*SOURCE EXTRACT*
— START —

Brightman said the Federal Aviation Authority concluded that the object was not an airplane part. He said other experts were due to look at the object on Thursday but declined to name what agencies they represented.

© Reuters 2007. All Rights Reserved.

Chris Perridas said...

Earthtimes from UPI release

FREEHOLD, N.J., Jan. 6 The mysterious object that came through the roof of a house in New Jersey, gutting a second-floor bathroom, was a meteorite, experts said Friday.

Jeremy Delaney of Rutgers University told The New York Times the meteorite, which has been christened Freehold Township in honor of the town where it landed, is only the second known to have hit the state. The other was found in Deal, a coastal resort near Freehold, in 1829.

The owners of the house where the meteorite landed -- and thus the owners of the meteorite -- have asked not to be publicly identified, Freehold police said. They have also not authorized physical testing of the rock, although Delaney and other experts have been able to look at it.

Delaney said it resembles Ahnighito, a meteorite from Greenland that is now on display at the American Museum of Natural History.

This little guy is a lot like it, he said. It's a good candidate for the core of an asteroid.

Copyright 2007 by UPI

Chris Perridas said...

National Geographic

January 5, 2007—It looks like a shiny lump of fool's gold, and it certainly has authorities fooled as to just what it is.

This metallic rocklike object crashed through the roof of a New Jersey home on January 2, ripping through the ceiling and ricocheting off a tiled bathroom floor before lodging in a wall.

No one was hurt by the impact, but local detectives trying to identify the mysterious debris may have their professional egos a little bruised.

"I've never seen anything like it in my career," Lt. Robert Brightman of the Freehold Township Police Department told the Associated Press at a press conference yesterday.

Experts from the U.S. Federal Aviation Administration have already inspected the 13-ounce (0.4 kilogram) lump and determined that it is not a stray airplane part.

Another test found that the object is not radioactive, although it does appear to be magnetic.

Some astronomers have speculated that that the object could be a meteorite, since the Quadrantid meteor shower occurs annually in early January.

— END —

*RECORDED INFORMATION*
— START —

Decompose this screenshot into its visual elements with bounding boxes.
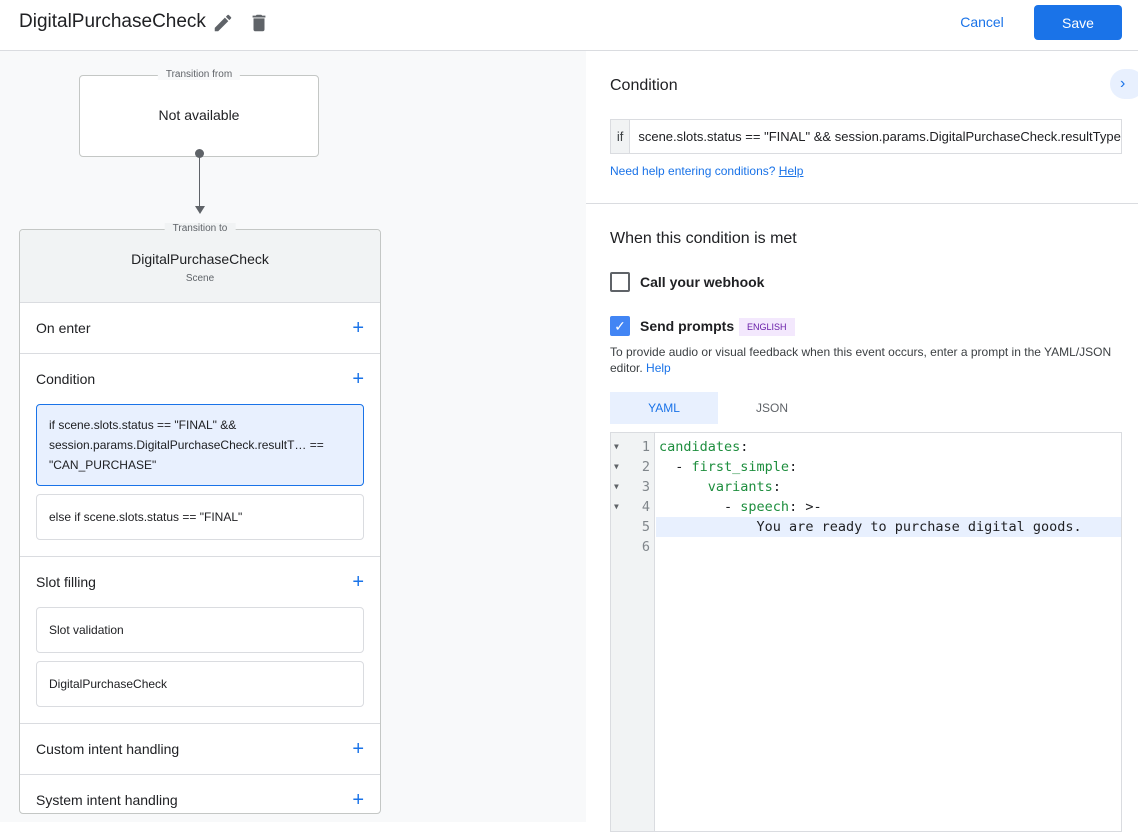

— END —

*CHALLENGES*
**a.** Print the passage of the New Jersey meteorite text, everything from "This metallic rocklike" down to "a little bruised.".
**b.** Answer these questions using the New Jersey meteorite text:
(i) How much did the object weigh?
(ii) Where and in what year was the only other meteorite known to have hit the state found?
(iii) Which Greenland meteorite did Delaney say the object resembles?
**c.** Continue the New Jersey meteorite text, starting right after its last sentence.

*TASK RESULTS*
**a.**
This metallic rocklike object crashed through the roof of a New Jersey home on January 2, ripping through the ceiling and ricocheting off a tiled bathroom floor before lodging in a wall.

No one was hurt by the impact, but local detectives trying to identify the mysterious debris may have their professional egos a little bruised.

**b.**
(i) 13 ounces (0.4 kilogram)
(ii) In Deal, in 1829
(iii) Ahnighito

**c.**
But meteor showers typically involve small particles of icy rock, not big metal chunks, so if the mass is a meteorite, it's likely an unusual one.

Other theories have suggested that the lump is a tool lost by an astronaut or flotsam from an orbiting satellite that melted as it entered Earth's atmosphere.

Brightman said scientists are currently testing the object and hope to have results by the end of the week.

—Blake de Pastino

Chris Perridas said...

New York Daily News

What on Earth?

N.J. unidentified falling object may be meteorite


It came from above - and crashed down in New Jersey.
A metallic, oblong object tore through the roof of a house in Freehold Township on Tuesday, mystifying the family living there and perplexing authorities, who could not immediately say where it came from.

Scientists were eager to examine the golden, rocklike lump, which measures about 21/2 inches by 1 inch and weighs 13 ounces - about the same as a soup can.

Federal aviation officials said the rough-feeling object wasn't from a plane, and police said it wasn't radioactive. "When you put a magnet up to it, it sticks," said Lt. Bob Brightman of the Freehold Township Police - a clue experts said could indicate it's a meteorite.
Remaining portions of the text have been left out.